- _Supplied entries_
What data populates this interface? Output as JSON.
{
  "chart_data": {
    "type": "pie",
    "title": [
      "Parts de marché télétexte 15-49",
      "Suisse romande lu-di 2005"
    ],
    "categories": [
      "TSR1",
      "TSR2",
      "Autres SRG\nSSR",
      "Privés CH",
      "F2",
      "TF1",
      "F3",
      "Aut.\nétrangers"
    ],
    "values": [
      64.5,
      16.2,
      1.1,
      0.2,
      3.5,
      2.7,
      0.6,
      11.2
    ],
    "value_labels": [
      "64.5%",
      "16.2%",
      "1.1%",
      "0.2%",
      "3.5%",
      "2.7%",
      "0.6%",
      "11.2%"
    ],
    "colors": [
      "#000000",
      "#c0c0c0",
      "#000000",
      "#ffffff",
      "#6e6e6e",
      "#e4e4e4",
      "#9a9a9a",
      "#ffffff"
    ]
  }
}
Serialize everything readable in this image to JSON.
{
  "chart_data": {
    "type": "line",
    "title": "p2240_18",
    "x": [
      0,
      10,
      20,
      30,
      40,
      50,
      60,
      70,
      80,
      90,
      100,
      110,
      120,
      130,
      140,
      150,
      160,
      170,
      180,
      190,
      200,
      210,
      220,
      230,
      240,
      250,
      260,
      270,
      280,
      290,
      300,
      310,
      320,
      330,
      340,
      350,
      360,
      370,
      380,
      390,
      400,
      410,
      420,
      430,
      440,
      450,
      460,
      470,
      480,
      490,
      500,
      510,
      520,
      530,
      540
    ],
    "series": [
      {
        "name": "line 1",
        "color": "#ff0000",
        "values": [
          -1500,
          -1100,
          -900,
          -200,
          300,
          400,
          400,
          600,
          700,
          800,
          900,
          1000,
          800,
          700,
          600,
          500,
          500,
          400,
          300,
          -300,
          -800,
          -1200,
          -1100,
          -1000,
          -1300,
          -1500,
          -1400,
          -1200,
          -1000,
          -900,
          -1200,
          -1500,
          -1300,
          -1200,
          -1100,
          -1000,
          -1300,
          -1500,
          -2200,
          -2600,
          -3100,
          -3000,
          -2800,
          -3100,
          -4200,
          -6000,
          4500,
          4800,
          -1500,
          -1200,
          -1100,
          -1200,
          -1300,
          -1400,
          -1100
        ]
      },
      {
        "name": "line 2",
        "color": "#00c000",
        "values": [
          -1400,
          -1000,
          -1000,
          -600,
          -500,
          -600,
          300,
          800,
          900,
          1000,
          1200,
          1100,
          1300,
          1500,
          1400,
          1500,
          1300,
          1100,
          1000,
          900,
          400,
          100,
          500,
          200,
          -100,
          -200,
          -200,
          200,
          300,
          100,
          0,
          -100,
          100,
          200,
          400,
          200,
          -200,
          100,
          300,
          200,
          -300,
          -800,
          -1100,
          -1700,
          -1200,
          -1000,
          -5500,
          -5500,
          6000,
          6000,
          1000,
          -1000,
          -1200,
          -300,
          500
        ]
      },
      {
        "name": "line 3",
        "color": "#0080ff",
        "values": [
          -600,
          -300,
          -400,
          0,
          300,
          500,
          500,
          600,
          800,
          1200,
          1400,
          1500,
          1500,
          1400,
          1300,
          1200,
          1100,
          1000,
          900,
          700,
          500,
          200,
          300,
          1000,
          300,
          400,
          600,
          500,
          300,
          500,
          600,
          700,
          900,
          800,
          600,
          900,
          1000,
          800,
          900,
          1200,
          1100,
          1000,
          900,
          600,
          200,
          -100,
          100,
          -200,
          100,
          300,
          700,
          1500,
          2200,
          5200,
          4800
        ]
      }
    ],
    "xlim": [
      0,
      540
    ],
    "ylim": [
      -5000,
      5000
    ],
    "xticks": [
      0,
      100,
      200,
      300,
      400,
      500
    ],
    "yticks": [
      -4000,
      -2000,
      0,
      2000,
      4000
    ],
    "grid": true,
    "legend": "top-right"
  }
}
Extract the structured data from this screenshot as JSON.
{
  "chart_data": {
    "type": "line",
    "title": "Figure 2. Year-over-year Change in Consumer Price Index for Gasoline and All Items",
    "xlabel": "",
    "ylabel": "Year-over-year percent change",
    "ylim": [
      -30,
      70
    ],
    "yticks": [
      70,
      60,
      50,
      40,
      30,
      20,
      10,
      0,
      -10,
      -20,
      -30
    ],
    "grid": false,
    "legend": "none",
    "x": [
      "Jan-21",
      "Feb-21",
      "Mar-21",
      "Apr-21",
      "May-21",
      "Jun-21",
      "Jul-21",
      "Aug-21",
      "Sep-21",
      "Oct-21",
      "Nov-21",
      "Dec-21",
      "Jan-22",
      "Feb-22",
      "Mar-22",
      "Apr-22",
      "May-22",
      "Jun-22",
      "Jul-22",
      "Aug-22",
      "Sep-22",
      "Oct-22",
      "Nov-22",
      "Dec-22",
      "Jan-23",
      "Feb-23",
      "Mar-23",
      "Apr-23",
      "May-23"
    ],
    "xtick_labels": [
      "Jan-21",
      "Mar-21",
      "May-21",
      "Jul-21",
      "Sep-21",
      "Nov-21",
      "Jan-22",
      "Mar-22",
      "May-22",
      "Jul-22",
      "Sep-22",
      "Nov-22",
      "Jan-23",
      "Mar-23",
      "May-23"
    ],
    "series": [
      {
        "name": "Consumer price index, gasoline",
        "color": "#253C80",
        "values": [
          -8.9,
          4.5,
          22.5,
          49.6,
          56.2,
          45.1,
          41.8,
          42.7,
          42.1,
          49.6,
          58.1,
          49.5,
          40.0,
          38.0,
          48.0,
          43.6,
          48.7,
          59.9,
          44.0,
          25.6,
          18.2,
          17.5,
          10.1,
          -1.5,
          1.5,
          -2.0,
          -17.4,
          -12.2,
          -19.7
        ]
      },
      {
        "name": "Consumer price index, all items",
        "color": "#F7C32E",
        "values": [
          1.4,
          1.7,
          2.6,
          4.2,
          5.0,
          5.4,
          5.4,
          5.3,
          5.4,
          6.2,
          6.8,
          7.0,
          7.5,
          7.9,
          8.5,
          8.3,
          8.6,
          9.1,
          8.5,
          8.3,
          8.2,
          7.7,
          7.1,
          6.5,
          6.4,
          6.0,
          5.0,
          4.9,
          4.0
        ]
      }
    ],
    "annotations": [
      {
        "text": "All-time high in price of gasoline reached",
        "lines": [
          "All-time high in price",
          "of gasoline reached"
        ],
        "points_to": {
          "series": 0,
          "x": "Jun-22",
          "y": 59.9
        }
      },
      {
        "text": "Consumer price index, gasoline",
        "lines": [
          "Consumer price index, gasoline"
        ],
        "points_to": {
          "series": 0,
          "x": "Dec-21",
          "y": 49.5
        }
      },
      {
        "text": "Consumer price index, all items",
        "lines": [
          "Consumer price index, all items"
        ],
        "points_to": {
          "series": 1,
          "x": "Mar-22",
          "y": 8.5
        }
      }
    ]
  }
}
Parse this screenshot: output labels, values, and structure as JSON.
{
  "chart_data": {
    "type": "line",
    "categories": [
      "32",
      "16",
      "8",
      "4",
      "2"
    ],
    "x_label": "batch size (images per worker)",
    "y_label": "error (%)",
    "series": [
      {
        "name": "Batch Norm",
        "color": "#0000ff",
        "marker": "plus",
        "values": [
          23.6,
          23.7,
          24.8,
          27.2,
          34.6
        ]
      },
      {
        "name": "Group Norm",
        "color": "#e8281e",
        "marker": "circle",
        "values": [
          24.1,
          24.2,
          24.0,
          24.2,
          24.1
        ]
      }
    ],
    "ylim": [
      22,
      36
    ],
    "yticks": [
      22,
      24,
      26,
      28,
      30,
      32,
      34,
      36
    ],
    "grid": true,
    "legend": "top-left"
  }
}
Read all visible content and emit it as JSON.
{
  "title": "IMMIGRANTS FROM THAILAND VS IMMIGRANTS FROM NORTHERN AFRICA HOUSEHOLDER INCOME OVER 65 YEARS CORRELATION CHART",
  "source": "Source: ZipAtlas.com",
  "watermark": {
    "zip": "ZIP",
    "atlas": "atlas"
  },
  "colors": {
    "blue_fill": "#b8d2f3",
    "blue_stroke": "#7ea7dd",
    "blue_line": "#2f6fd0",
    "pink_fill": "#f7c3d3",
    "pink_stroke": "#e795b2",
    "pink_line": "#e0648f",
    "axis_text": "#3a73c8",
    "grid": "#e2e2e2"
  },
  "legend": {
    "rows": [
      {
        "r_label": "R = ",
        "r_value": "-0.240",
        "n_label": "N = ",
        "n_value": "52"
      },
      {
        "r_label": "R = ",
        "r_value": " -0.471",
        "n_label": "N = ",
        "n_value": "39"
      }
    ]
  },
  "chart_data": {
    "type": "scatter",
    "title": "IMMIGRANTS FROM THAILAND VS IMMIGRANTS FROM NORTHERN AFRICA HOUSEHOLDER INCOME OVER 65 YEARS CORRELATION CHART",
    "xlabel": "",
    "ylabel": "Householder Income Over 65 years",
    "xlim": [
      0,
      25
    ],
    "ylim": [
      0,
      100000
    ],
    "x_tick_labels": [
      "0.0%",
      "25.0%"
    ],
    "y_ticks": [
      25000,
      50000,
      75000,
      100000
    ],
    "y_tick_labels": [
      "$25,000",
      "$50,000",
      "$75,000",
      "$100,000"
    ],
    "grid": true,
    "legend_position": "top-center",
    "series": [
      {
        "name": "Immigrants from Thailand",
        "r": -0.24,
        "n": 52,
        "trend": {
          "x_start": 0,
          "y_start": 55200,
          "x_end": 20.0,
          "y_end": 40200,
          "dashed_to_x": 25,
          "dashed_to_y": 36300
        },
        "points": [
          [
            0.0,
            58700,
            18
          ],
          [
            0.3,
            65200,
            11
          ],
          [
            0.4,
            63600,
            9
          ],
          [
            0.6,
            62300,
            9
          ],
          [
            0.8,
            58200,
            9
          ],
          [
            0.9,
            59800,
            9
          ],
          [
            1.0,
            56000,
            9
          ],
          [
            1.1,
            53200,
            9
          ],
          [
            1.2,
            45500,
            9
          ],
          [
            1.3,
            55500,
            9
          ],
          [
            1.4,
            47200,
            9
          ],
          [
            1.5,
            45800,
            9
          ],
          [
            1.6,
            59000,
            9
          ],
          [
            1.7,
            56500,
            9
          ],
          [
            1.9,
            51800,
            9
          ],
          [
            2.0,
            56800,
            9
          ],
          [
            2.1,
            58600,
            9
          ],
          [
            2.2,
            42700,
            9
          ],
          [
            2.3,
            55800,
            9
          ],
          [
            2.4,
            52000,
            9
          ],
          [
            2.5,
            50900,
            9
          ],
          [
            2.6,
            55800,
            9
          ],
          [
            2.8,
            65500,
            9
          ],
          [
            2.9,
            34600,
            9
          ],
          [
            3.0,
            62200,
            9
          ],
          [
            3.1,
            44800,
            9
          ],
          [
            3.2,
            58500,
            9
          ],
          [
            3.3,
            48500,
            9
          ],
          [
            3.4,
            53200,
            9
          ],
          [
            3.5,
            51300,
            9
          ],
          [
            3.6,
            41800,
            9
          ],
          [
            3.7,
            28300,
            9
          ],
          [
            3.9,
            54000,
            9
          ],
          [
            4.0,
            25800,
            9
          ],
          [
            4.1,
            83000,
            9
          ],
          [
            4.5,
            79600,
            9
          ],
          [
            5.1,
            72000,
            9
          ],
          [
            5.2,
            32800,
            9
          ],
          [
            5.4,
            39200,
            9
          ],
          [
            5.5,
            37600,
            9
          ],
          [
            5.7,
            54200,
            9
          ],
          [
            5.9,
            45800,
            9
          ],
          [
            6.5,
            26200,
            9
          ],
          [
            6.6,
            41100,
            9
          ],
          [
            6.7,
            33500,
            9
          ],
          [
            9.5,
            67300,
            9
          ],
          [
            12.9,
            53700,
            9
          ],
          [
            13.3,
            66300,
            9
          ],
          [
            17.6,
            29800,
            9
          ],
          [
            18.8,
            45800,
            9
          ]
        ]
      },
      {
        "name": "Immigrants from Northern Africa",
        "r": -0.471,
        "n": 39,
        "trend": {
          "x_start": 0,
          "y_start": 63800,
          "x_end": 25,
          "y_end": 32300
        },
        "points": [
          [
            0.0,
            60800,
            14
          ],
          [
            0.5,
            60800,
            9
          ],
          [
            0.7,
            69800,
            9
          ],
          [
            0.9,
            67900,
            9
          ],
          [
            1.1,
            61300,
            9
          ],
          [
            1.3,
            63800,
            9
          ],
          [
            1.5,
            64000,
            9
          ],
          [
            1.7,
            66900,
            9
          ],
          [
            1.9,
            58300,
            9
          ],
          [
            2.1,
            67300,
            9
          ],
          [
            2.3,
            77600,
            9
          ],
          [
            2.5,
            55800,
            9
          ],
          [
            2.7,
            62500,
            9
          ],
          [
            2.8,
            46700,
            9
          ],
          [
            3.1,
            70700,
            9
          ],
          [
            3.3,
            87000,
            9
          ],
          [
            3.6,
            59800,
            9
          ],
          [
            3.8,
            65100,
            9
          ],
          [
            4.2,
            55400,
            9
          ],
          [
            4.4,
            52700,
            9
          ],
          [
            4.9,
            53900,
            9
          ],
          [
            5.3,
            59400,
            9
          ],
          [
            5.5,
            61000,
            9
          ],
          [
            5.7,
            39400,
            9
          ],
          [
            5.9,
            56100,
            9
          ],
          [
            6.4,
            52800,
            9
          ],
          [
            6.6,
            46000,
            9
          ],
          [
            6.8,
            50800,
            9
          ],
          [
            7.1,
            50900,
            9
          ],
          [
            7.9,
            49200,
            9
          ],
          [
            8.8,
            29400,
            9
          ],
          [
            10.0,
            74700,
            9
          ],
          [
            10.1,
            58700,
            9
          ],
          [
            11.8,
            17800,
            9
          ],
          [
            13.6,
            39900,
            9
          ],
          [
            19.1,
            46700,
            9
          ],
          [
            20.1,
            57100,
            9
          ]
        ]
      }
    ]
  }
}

- _The task_
Across the entries, how many lines contain "high"? Reply with the number only.

- _Exercise response_
2